EXERCISE TASK ->
Write only the number of lines in the records beneath that hold "close".

EXTRACTED RECORDS ->
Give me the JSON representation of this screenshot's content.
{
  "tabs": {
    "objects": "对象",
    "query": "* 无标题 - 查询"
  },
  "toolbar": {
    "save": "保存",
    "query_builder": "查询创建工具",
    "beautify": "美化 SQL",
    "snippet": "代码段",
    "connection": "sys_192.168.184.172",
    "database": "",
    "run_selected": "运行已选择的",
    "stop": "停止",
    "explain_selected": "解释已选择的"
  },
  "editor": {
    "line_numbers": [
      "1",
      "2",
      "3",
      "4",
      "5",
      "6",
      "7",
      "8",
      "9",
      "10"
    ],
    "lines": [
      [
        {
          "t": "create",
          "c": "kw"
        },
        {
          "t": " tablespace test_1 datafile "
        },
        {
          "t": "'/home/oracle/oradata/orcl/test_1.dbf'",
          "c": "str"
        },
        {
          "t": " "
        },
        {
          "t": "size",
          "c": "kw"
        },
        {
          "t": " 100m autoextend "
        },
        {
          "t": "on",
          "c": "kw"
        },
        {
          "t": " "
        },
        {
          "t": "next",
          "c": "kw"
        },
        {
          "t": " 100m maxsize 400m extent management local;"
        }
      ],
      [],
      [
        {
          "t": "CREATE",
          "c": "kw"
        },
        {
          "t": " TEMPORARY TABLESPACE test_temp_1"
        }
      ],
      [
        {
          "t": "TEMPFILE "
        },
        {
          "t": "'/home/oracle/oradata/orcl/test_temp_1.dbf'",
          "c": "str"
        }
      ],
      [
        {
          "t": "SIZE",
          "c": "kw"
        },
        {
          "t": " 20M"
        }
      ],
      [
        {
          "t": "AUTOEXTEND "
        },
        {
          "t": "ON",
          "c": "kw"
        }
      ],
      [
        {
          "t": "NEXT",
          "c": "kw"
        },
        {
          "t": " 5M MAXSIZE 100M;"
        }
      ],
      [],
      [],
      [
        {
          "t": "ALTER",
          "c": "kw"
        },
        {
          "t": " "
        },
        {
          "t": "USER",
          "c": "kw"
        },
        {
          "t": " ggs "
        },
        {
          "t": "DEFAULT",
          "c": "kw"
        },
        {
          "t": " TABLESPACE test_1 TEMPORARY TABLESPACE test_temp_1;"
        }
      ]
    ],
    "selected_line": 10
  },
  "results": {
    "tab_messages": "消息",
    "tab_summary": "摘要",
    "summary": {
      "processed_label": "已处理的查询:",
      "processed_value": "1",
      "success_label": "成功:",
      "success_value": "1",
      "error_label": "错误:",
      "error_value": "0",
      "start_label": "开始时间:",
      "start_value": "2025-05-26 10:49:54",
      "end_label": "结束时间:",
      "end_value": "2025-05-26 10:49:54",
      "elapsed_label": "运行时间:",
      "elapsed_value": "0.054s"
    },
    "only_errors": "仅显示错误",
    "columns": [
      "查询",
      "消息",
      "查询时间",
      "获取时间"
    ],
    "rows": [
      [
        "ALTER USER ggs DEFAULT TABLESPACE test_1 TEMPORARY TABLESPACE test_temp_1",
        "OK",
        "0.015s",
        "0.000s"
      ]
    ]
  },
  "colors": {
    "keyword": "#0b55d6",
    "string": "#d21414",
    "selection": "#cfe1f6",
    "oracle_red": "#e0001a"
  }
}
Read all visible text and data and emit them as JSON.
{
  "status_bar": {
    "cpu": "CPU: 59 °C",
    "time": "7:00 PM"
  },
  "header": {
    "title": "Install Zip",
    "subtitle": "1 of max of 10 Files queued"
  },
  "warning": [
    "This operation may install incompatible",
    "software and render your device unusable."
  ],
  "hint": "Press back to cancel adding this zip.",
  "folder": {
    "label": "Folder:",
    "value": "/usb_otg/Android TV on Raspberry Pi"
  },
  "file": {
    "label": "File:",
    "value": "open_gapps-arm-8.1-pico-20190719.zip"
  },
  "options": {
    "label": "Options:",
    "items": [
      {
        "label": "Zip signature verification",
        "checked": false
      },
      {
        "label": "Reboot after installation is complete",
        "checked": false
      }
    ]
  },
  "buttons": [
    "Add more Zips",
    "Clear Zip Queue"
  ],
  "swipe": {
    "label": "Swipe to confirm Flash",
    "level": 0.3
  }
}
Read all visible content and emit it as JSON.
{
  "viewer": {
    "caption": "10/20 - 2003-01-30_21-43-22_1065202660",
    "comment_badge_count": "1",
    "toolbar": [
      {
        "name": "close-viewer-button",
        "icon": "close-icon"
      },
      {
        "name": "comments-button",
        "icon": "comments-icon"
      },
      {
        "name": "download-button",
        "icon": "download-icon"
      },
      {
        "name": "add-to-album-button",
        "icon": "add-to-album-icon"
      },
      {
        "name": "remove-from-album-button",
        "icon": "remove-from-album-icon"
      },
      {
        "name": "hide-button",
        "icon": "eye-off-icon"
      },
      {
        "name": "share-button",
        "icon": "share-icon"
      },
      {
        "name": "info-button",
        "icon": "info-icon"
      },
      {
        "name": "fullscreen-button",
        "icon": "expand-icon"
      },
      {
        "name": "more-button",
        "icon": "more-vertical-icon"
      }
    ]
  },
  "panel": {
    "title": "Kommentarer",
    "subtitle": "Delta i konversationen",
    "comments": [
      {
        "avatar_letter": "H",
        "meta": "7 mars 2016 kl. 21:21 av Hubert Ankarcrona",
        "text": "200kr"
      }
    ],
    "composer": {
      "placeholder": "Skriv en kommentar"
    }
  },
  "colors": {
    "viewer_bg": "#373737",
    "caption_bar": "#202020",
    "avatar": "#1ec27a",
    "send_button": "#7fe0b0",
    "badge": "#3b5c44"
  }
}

EXERCISE OUTPUT ->
2